> [Given exercise] Copy out each line in the material below that has the word "动词短语原形".

> [Supplied material]
§

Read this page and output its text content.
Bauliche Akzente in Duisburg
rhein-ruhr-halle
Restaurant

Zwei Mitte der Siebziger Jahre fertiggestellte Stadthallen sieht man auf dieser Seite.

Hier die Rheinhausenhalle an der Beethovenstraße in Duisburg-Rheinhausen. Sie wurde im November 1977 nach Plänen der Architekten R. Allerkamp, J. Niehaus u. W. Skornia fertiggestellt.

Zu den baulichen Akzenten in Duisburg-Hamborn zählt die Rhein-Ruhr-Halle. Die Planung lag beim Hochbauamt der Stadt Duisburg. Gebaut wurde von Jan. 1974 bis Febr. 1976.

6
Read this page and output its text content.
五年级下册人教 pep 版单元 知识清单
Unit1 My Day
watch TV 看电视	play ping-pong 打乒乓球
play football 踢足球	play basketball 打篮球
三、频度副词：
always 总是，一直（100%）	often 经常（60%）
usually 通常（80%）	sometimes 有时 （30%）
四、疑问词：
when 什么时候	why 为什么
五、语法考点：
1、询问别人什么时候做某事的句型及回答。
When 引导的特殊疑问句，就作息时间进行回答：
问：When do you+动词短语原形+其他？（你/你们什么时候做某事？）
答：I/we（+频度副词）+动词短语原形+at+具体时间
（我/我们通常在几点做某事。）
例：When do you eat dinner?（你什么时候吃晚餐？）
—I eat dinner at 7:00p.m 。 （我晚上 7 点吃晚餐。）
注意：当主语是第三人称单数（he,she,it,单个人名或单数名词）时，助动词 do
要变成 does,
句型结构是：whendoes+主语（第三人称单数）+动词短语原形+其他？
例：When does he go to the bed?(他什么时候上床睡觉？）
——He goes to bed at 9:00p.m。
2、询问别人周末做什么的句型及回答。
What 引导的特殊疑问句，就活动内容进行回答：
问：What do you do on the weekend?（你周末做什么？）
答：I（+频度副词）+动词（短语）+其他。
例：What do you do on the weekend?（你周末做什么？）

§

> [Output of the task]
问：When do you+动词短语原形+其他？（你/你们什么时候做某事？）
答：I/we（+频度副词）+动词短语原形+at+具体时间
句型结构是：whendoes+主语（第三人称单数）+动词短语原形+其他？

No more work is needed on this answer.